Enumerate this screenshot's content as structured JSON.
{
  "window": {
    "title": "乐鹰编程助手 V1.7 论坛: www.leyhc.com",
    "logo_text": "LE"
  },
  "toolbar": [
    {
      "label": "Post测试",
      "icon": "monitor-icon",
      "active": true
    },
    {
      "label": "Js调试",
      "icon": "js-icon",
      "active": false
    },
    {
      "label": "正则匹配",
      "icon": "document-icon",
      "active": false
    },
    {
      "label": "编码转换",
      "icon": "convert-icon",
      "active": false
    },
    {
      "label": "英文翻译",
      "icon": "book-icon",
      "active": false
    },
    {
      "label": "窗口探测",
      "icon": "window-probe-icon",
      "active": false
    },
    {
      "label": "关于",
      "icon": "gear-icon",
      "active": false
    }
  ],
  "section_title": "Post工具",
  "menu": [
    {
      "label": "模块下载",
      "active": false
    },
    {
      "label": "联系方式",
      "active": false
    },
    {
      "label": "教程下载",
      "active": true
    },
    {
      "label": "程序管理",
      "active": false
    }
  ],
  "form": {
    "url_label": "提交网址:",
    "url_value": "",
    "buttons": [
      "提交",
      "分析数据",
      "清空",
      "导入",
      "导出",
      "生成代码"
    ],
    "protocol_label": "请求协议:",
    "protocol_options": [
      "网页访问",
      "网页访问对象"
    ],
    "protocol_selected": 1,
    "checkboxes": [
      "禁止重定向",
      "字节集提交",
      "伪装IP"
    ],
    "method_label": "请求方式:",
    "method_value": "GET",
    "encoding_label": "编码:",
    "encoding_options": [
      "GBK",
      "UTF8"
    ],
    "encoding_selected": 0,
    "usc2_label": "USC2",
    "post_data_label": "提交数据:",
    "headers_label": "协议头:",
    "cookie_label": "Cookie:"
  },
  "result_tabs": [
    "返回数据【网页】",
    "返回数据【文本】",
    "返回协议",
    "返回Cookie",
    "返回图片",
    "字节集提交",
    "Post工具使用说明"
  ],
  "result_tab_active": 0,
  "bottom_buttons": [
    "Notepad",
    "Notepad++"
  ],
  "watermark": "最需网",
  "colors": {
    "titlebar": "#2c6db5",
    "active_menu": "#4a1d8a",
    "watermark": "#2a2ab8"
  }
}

> Written exercise
All of the records must be repeated exactly.

> Answer to the task
Enumerate this screenshot's content as structured JSON.
{
  "window": {
    "title": "乐鹰编程助手 V1.7 论坛: www.leyhc.com",
    "logo_text": "LE"
  },
  "toolbar": [
    {
      "label": "Post测试",
      "icon": "monitor-icon",
      "active": true
    },
    {
      "label": "Js调试",
      "icon": "js-icon",
      "active": false
    },
    {
      "label": "正则匹配",
      "icon": "document-icon",
      "active": false
    },
    {
      "label": "编码转换",
      "icon": "convert-icon",
      "active": false
    },
    {
      "label": "英文翻译",
      "icon": "book-icon",
      "active": false
    },
    {
      "label": "窗口探测",
      "icon": "window-probe-icon",
      "active": false
    },
    {
      "label": "关于",
      "icon": "gear-icon",
      "active": false
    }
  ],
  "section_title": "Post工具",
  "menu": [
    {
      "label": "模块下载",
      "active": false
    },
    {
      "label": "联系方式",
      "active": false
    },
    {
      "label": "教程下载",
      "active": true
    },
    {
      "label": "程序管理",
      "active": false
    }
  ],
  "form": {
    "url_label": "提交网址:",
    "url_value": "",
    "buttons": [
      "提交",
      "分析数据",
      "清空",
      "导入",
      "导出",
      "生成代码"
    ],
    "protocol_label": "请求协议:",
    "protocol_options": [
      "网页访问",
      "网页访问对象"
    ],
    "protocol_selected": 1,
    "checkboxes": [
      "禁止重定向",
      "字节集提交",
      "伪装IP"
    ],
    "method_label": "请求方式:",
    "method_value": "GET",
    "encoding_label": "编码:",
    "encoding_options": [
      "GBK",
      "UTF8"
    ],
    "encoding_selected": 0,
    "usc2_label": "USC2",
    "post_data_label": "提交数据:",
    "headers_label": "协议头:",
    "cookie_label": "Cookie:"
  },
  "result_tabs": [
    "返回数据【网页】",
    "返回数据【文本】",
    "返回协议",
    "返回Cookie",
    "返回图片",
    "字节集提交",
    "Post工具使用说明"
  ],
  "result_tab_active": 0,
  "bottom_buttons": [
    "Notepad",
    "Notepad++"
  ],
  "watermark": "最需网",
  "colors": {
    "titlebar": "#2c6db5",
    "active_menu": "#4a1d8a",
    "watermark": "#2a2ab8"
  }
}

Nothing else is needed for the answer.